- [PROBLEM DETAILS] Report back every line in the data that includes the string "from".

Start of WORKING DATA

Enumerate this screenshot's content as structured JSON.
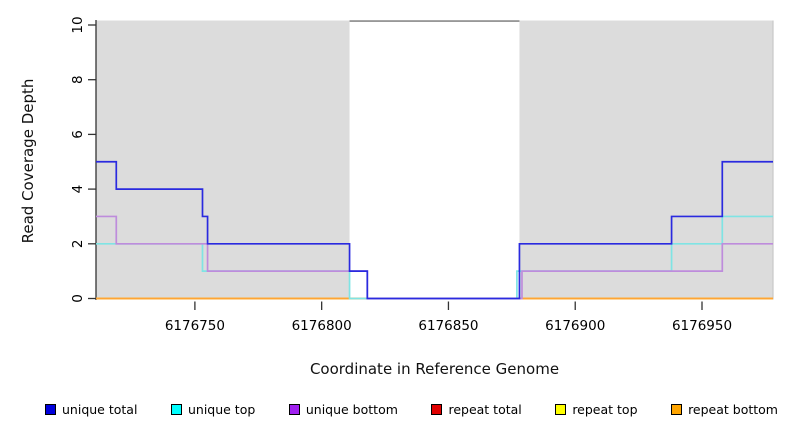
{
  "chart_data": {
    "type": "line",
    "subtype": "step-coverage",
    "title": "",
    "xlabel": "Coordinate in Reference Genome",
    "ylabel": "Read Coverage Depth",
    "xlim": [
      6176711,
      6176978
    ],
    "ylim": [
      0,
      10
    ],
    "x_ticks": [
      6176750,
      6176800,
      6176850,
      6176900,
      6176950
    ],
    "y_ticks": [
      0,
      2,
      4,
      6,
      8,
      10
    ],
    "grid": false,
    "legend_position": "bottom",
    "shaded_regions": [
      {
        "name": "left-shaded-region",
        "from": 6176711,
        "to": 6176811,
        "fill": "#DCDCDC"
      },
      {
        "name": "right-shaded-region",
        "from": 6176878,
        "to": 6176978,
        "fill": "#DCDCDC"
      }
    ],
    "gap_top_line": {
      "from": 6176811,
      "to": 6176878,
      "y": 10,
      "color": "#8A8A8A"
    },
    "series": [
      {
        "name": "repeat total",
        "legend_color": "#E00000",
        "line_color": "#E04040",
        "steps": [
          [
            6176711,
            0
          ]
        ]
      },
      {
        "name": "repeat top",
        "legend_color": "#FFFF00",
        "line_color": "#FFEE33",
        "steps": [
          [
            6176711,
            0
          ]
        ]
      },
      {
        "name": "repeat bottom",
        "legend_color": "#FFA500",
        "line_color": "#FFA435",
        "steps": [
          [
            6176711,
            0
          ]
        ]
      },
      {
        "name": "unique top",
        "legend_color": "#00FFFF",
        "line_color": "#7FE4E4",
        "steps": [
          [
            6176711,
            2
          ],
          [
            6176753,
            1
          ],
          [
            6176811,
            0
          ],
          [
            6176877,
            1
          ],
          [
            6176938,
            2
          ],
          [
            6176958,
            3
          ]
        ]
      },
      {
        "name": "unique bottom",
        "legend_color": "#A020F0",
        "line_color": "#BE8CDC",
        "steps": [
          [
            6176711,
            3
          ],
          [
            6176719,
            2
          ],
          [
            6176755,
            1
          ],
          [
            6176818,
            0
          ],
          [
            6176879,
            1
          ],
          [
            6176958,
            2
          ]
        ]
      },
      {
        "name": "unique total",
        "legend_color": "#0000DD",
        "line_color": "#2A2ADF",
        "steps": [
          [
            6176711,
            5
          ],
          [
            6176719,
            4
          ],
          [
            6176753,
            3
          ],
          [
            6176755,
            2
          ],
          [
            6176811,
            1
          ],
          [
            6176818,
            0
          ],
          [
            6176878,
            2
          ],
          [
            6176938,
            3
          ],
          [
            6176958,
            5
          ]
        ]
      }
    ],
    "legend_order": [
      "unique total",
      "unique top",
      "unique bottom",
      "repeat total",
      "repeat top",
      "repeat bottom"
    ],
    "axis_color": "#333333",
    "plot_bg": "#FFFFFF"
  }
}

End of WORKING DATA

- [OUTPUT FOR THIS EXERCISE]
        "from": 6176711,
        "from": 6176878,
      "from": 6176811,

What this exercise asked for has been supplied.